▶ **Task to complete**
Copy out every record precisely.

▶ **Exercise materials**

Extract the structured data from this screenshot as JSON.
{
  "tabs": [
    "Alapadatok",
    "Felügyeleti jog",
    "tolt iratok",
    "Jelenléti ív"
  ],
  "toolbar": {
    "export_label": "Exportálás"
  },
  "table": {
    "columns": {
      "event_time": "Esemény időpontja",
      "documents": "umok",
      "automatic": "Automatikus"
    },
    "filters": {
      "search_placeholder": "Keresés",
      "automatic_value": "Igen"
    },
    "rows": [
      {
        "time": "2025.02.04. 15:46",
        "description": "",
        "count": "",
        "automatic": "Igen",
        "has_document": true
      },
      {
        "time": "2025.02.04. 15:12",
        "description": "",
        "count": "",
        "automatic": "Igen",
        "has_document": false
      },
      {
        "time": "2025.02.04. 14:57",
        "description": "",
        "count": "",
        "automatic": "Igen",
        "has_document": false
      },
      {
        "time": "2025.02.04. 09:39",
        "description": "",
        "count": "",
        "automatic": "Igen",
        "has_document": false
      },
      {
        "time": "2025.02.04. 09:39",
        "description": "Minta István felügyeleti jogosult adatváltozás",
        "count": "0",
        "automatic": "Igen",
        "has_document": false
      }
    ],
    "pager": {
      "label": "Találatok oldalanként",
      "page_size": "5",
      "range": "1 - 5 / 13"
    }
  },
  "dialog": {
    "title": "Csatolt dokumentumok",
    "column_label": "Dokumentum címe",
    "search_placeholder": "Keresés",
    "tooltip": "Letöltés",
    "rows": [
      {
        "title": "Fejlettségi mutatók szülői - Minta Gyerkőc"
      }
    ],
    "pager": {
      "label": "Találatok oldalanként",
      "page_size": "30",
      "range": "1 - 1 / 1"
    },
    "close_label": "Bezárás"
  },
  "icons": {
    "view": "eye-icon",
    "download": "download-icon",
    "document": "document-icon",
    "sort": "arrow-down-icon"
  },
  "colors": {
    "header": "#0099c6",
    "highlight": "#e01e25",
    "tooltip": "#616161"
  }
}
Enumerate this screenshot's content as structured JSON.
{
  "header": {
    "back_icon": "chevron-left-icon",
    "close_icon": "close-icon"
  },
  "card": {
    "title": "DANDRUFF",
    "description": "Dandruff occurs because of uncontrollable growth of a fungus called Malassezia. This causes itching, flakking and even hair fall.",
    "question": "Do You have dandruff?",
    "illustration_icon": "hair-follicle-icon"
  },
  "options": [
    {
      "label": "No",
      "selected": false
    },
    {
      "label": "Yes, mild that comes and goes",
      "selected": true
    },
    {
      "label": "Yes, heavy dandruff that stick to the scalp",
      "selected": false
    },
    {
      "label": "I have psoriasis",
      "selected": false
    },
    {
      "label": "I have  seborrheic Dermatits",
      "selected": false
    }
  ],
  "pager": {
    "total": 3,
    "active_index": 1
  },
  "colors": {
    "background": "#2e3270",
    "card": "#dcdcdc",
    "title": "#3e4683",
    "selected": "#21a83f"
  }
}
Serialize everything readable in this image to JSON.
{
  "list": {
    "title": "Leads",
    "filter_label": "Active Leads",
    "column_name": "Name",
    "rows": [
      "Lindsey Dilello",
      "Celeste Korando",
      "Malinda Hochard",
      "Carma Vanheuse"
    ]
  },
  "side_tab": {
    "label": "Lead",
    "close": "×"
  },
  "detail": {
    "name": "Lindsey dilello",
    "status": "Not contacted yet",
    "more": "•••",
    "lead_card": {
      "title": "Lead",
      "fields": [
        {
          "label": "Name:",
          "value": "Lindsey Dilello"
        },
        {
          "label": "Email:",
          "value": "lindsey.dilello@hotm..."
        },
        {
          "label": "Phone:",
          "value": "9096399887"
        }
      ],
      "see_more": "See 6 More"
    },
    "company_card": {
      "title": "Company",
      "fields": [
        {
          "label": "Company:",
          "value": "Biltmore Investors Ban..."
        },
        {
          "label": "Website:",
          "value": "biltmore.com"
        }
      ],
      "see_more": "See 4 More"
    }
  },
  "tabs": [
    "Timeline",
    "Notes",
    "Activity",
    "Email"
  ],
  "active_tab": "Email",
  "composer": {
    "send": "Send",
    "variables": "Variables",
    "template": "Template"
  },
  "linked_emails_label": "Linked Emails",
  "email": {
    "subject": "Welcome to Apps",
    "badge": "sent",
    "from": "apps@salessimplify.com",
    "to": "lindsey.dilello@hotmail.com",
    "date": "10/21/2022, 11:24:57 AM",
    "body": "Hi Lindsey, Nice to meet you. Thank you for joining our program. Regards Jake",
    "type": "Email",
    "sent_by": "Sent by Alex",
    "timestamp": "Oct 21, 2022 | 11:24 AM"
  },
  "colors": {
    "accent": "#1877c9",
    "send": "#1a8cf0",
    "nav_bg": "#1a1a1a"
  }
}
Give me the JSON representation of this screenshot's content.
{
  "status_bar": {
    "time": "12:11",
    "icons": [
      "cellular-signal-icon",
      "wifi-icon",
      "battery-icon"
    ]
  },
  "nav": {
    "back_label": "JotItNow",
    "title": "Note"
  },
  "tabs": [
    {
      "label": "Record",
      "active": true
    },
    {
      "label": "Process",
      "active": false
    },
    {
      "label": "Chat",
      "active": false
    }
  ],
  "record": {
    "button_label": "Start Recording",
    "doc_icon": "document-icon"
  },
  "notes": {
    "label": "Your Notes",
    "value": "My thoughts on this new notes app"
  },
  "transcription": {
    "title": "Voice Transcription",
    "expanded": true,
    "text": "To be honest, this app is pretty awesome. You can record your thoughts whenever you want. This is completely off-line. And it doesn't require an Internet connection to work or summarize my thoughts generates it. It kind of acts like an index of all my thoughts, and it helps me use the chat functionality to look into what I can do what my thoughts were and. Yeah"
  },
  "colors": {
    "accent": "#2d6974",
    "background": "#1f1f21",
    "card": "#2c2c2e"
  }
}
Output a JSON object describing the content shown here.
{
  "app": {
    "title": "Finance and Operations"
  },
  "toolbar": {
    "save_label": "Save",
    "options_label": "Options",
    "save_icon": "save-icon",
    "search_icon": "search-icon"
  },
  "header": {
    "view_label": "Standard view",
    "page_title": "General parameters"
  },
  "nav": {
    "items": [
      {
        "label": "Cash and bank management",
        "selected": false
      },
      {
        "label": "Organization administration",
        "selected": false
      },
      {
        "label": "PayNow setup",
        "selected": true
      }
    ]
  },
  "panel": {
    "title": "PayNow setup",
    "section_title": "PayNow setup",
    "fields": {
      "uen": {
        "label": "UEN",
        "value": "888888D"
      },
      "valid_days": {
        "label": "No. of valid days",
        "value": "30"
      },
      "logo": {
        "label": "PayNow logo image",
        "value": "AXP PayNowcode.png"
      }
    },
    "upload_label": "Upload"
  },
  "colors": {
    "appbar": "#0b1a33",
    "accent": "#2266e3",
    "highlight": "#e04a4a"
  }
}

▶ **Task answer**
Extract the structured data from this screenshot as JSON.
{
  "tabs": [
    "Alapadatok",
    "Felügyeleti jog",
    "tolt iratok",
    "Jelenléti ív"
  ],
  "toolbar": {
    "export_label": "Exportálás"
  },
  "table": {
    "columns": {
      "event_time": "Esemény időpontja",
      "documents": "umok",
      "automatic": "Automatikus"
    },
    "filters": {
      "search_placeholder": "Keresés",
      "automatic_value": "Igen"
    },
    "rows": [
      {
        "time": "2025.02.04. 15:46",
        "description": "",
        "count": "",
        "automatic": "Igen",
        "has_document": true
      },
      {
        "time": "2025.02.04. 15:12",
        "description": "",
        "count": "",
        "automatic": "Igen",
        "has_document": false
      },
      {
        "time": "2025.02.04. 14:57",
        "description": "",
        "count": "",
        "automatic": "Igen",
        "has_document": false
      },
      {
        "time": "2025.02.04. 09:39",
        "description": "",
        "count": "",
        "automatic": "Igen",
        "has_document": false
      },
      {
        "time": "2025.02.04. 09:39",
        "description": "Minta István felügyeleti jogosult adatváltozás",
        "count": "0",
        "automatic": "Igen",
        "has_document": false
      }
    ],
    "pager": {
      "label": "Találatok oldalanként",
      "page_size": "5",
      "range": "1 - 5 / 13"
    }
  },
  "dialog": {
    "title": "Csatolt dokumentumok",
    "column_label": "Dokumentum címe",
    "search_placeholder": "Keresés",
    "tooltip": "Letöltés",
    "rows": [
      {
        "title": "Fejlettségi mutatók szülői - Minta Gyerkőc"
      }
    ],
    "pager": {
      "label": "Találatok oldalanként",
      "page_size": "30",
      "range": "1 - 1 / 1"
    },
    "close_label": "Bezárás"
  },
  "icons": {
    "view": "eye-icon",
    "download": "download-icon",
    "document": "document-icon",
    "sort": "arrow-down-icon"
  },
  "colors": {
    "header": "#0099c6",
    "highlight": "#e01e25",
    "tooltip": "#616161"
  }
}
Enumerate this screenshot's content as structured JSON.
{
  "header": {
    "back_icon": "chevron-left-icon",
    "close_icon": "close-icon"
  },
  "card": {
    "title": "DANDRUFF",
    "description": "Dandruff occurs because of uncontrollable growth of a fungus called Malassezia. This causes itching, flakking and even hair fall.",
    "question": "Do You have dandruff?",
    "illustration_icon": "hair-follicle-icon"
  },
  "options": [
    {
      "label": "No",
      "selected": false
    },
    {
      "label": "Yes, mild that comes and goes",
      "selected": true
    },
    {
      "label": "Yes, heavy dandruff that stick to the scalp",
      "selected": false
    },
    {
      "label": "I have psoriasis",
      "selected": false
    },
    {
      "label": "I have  seborrheic Dermatits",
      "selected": false
    }
  ],
  "pager": {
    "total": 3,
    "active_index": 1
  },
  "colors": {
    "background": "#2e3270",
    "card": "#dcdcdc",
    "title": "#3e4683",
    "selected": "#21a83f"
  }
}
Serialize everything readable in this image to JSON.
{
  "list": {
    "title": "Leads",
    "filter_label": "Active Leads",
    "column_name": "Name",
    "rows": [
      "Lindsey Dilello",
      "Celeste Korando",
      "Malinda Hochard",
      "Carma Vanheuse"
    ]
  },
  "side_tab": {
    "label": "Lead",
    "close": "×"
  },
  "detail": {
    "name": "Lindsey dilello",
    "status": "Not contacted yet",
    "more": "•••",
    "lead_card": {
      "title": "Lead",
      "fields": [
        {
          "label": "Name:",
          "value": "Lindsey Dilello"
        },
        {
          "label": "Email:",
          "value": "lindsey.dilello@hotm..."
        },
        {
          "label": "Phone:",
          "value": "9096399887"
        }
      ],
      "see_more": "See 6 More"
    },
    "company_card": {
      "title": "Company",
      "fields": [
        {
          "label": "Company:",
          "value": "Biltmore Investors Ban..."
        },
        {
          "label": "Website:",
          "value": "biltmore.com"
        }
      ],
      "see_more": "See 4 More"
    }
  },
  "tabs": [
    "Timeline",
    "Notes",
    "Activity",
    "Email"
  ],
  "active_tab": "Email",
  "composer": {
    "send": "Send",
    "variables": "Variables",
    "template": "Template"
  },
  "linked_emails_label": "Linked Emails",
  "email": {
    "subject": "Welcome to Apps",
    "badge": "sent",
    "from": "apps@salessimplify.com",
    "to": "lindsey.dilello@hotmail.com",
    "date": "10/21/2022, 11:24:57 AM",
    "body": "Hi Lindsey, Nice to meet you. Thank you for joining our program. Regards Jake",
    "type": "Email",
    "sent_by": "Sent by Alex",
    "timestamp": "Oct 21, 2022 | 11:24 AM"
  },
  "colors": {
    "accent": "#1877c9",
    "send": "#1a8cf0",
    "nav_bg": "#1a1a1a"
  }
}
Give me the JSON representation of this screenshot's content.
{
  "status_bar": {
    "time": "12:11",
    "icons": [
      "cellular-signal-icon",
      "wifi-icon",
      "battery-icon"
    ]
  },
  "nav": {
    "back_label": "JotItNow",
    "title": "Note"
  },
  "tabs": [
    {
      "label": "Record",
      "active": true
    },
    {
      "label": "Process",
      "active": false
    },
    {
      "label": "Chat",
      "active": false
    }
  ],
  "record": {
    "button_label": "Start Recording",
    "doc_icon": "document-icon"
  },
  "notes": {
    "label": "Your Notes",
    "value": "My thoughts on this new notes app"
  },
  "transcription": {
    "title": "Voice Transcription",
    "expanded": true,
    "text": "To be honest, this app is pretty awesome. You can record your thoughts whenever you want. This is completely off-line. And it doesn't require an Internet connection to work or summarize my thoughts generates it. It kind of acts like an index of all my thoughts, and it helps me use the chat functionality to look into what I can do what my thoughts were and. Yeah"
  },
  "colors": {
    "accent": "#2d6974",
    "background": "#1f1f21",
    "card": "#2c2c2e"
  }
}
Output a JSON object describing the content shown here.
{
  "app": {
    "title": "Finance and Operations"
  },
  "toolbar": {
    "save_label": "Save",
    "options_label": "Options",
    "save_icon": "save-icon",
    "search_icon": "search-icon"
  },
  "header": {
    "view_label": "Standard view",
    "page_title": "General parameters"
  },
  "nav": {
    "items": [
      {
        "label": "Cash and bank management",
        "selected": false
      },
      {
        "label": "Organization administration",
        "selected": false
      },
      {
        "label": "PayNow setup",
        "selected": true
      }
    ]
  },
  "panel": {
    "title": "PayNow setup",
    "section_title": "PayNow setup",
    "fields": {
      "uen": {
        "label": "UEN",
        "value": "888888D"
      },
      "valid_days": {
        "label": "No. of valid days",
        "value": "30"
      },
      "logo": {
        "label": "PayNow logo image",
        "value": "AXP PayNowcode.png"
      }
    },
    "upload_label": "Upload"
  },
  "colors": {
    "appbar": "#0b1a33",
    "accent": "#2266e3",
    "highlight": "#e04a4a"
  }
}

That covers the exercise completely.